··· Input material

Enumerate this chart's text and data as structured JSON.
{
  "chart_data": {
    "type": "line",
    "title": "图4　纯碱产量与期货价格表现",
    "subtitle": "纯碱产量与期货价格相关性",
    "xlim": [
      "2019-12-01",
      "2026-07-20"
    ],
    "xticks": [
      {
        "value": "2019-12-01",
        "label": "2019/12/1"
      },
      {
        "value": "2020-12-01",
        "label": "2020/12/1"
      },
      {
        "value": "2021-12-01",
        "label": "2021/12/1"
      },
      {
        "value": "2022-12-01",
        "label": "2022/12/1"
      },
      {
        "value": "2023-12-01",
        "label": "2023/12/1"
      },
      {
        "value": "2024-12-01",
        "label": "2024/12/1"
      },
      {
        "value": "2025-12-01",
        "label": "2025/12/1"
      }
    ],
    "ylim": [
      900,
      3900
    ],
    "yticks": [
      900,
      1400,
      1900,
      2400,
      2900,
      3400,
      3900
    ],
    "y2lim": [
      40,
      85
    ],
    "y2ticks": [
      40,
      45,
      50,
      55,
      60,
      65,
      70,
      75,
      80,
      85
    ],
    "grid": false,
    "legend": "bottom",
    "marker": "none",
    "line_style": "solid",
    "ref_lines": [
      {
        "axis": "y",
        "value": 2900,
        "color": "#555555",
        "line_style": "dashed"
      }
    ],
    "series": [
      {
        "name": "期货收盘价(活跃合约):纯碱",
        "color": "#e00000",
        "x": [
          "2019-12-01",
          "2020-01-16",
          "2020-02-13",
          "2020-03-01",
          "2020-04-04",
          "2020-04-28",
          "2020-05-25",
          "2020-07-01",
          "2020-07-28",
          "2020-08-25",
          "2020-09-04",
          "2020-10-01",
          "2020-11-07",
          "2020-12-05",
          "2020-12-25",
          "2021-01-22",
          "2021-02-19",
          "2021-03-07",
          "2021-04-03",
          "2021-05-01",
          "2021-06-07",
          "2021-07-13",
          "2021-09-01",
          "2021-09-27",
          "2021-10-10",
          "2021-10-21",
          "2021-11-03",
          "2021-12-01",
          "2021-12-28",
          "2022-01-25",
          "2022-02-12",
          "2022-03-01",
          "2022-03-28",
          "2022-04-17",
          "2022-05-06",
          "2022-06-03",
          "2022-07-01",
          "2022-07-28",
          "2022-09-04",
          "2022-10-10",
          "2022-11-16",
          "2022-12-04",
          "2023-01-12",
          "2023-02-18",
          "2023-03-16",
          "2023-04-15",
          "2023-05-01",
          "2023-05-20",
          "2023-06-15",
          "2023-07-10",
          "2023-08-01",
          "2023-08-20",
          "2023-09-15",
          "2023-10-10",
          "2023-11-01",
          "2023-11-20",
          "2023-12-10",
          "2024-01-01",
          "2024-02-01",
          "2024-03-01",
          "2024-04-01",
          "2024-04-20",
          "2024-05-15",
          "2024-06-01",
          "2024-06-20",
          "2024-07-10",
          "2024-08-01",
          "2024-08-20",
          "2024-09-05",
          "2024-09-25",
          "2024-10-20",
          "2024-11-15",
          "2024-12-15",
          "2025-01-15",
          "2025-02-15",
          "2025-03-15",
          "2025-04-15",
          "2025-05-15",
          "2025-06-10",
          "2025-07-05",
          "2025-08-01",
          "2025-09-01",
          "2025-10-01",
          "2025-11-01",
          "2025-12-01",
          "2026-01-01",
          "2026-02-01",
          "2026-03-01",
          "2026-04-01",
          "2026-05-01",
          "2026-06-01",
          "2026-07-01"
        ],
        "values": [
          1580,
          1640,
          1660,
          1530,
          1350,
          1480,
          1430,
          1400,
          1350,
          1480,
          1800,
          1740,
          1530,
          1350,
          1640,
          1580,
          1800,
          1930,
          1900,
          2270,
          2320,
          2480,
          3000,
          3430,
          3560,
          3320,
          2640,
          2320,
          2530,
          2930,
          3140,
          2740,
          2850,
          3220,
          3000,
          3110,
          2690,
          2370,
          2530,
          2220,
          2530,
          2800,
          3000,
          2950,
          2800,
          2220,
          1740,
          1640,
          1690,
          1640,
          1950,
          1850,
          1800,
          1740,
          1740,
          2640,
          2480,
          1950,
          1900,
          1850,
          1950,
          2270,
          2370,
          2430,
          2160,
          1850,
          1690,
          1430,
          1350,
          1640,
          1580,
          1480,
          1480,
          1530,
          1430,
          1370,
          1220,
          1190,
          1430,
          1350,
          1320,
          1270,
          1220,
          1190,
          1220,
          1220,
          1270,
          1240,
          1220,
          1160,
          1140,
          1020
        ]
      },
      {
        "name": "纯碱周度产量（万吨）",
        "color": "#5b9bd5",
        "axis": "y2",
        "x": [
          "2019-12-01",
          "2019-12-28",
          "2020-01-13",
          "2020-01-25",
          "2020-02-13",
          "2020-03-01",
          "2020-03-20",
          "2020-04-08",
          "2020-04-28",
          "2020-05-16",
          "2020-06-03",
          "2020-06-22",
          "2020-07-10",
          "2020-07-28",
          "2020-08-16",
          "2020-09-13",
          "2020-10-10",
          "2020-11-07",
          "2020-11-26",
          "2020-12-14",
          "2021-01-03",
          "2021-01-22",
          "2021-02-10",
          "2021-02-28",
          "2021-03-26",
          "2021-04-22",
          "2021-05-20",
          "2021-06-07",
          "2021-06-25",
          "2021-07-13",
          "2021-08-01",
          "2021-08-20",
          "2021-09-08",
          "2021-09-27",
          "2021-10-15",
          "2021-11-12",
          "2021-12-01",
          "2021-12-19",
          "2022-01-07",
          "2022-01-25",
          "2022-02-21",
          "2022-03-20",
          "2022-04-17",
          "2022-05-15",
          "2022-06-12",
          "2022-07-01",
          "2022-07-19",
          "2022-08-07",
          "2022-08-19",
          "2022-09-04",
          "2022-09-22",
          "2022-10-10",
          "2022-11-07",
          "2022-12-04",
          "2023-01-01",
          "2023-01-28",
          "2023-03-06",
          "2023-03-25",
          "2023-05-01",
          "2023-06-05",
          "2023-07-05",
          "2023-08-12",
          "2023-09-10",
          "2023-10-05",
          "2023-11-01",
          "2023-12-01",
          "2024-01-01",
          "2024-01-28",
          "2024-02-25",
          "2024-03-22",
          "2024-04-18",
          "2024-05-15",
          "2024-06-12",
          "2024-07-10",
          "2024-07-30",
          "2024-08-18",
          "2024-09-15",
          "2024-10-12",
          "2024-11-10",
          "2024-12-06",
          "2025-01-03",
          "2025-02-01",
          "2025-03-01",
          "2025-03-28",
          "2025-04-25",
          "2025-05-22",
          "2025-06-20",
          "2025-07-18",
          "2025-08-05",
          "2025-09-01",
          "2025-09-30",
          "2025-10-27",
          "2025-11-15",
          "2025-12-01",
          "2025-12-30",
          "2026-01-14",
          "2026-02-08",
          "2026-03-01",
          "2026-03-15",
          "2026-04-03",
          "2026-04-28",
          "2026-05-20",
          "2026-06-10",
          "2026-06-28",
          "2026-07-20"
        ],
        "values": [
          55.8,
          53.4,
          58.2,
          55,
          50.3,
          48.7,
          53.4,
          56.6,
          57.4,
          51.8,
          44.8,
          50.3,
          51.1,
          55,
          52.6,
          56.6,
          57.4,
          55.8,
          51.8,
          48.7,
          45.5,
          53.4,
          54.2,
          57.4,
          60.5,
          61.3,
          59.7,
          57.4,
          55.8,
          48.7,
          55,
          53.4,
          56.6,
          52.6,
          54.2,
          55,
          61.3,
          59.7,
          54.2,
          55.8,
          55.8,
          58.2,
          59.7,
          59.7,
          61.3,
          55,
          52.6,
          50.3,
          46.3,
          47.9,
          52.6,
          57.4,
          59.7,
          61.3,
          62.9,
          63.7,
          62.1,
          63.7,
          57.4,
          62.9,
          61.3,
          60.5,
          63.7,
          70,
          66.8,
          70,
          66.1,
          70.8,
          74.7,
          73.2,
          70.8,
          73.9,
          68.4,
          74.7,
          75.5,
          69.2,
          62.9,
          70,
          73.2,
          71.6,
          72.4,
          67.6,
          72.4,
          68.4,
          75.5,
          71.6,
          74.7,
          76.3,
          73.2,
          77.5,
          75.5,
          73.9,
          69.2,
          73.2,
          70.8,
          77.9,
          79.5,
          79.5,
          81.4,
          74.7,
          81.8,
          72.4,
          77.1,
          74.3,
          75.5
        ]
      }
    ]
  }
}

······

* [Written request]:
Only the number is wanted: how many lines of the material above include the word "label"?

* [Answer to this task]:
7